→ REQUIRED TASK
Identify each line below containing the string "text" and copy it.
## Start SUPPLIED RECORDS
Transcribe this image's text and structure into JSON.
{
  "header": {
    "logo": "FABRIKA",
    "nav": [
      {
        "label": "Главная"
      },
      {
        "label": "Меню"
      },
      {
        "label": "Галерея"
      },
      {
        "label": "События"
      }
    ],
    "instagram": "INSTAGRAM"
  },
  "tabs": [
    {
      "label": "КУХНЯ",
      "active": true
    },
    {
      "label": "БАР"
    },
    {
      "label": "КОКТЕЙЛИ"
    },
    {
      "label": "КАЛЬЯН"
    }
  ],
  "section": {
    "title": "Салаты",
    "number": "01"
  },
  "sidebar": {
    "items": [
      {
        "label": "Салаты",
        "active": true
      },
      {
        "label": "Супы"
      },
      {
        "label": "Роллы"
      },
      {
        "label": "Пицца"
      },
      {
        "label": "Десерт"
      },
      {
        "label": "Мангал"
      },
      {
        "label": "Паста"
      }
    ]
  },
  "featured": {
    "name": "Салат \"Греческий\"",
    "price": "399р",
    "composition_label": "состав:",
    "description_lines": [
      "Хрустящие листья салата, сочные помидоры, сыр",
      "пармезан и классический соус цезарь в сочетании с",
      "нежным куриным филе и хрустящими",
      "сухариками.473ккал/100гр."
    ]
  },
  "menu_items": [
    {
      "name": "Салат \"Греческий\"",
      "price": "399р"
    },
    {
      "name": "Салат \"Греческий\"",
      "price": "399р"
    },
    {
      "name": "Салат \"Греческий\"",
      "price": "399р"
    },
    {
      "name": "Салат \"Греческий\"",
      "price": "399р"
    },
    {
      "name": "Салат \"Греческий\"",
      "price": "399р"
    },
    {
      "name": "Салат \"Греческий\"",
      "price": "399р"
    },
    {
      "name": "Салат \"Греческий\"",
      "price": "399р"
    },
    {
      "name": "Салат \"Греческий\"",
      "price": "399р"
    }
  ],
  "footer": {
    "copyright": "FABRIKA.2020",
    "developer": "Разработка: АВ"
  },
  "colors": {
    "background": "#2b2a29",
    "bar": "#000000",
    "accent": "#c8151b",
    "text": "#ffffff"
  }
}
## End SUPPLIED RECORDS
→ FINAL ANSWER
Transcribe this image's text and structure into JSON.
    "text": "#ffffff"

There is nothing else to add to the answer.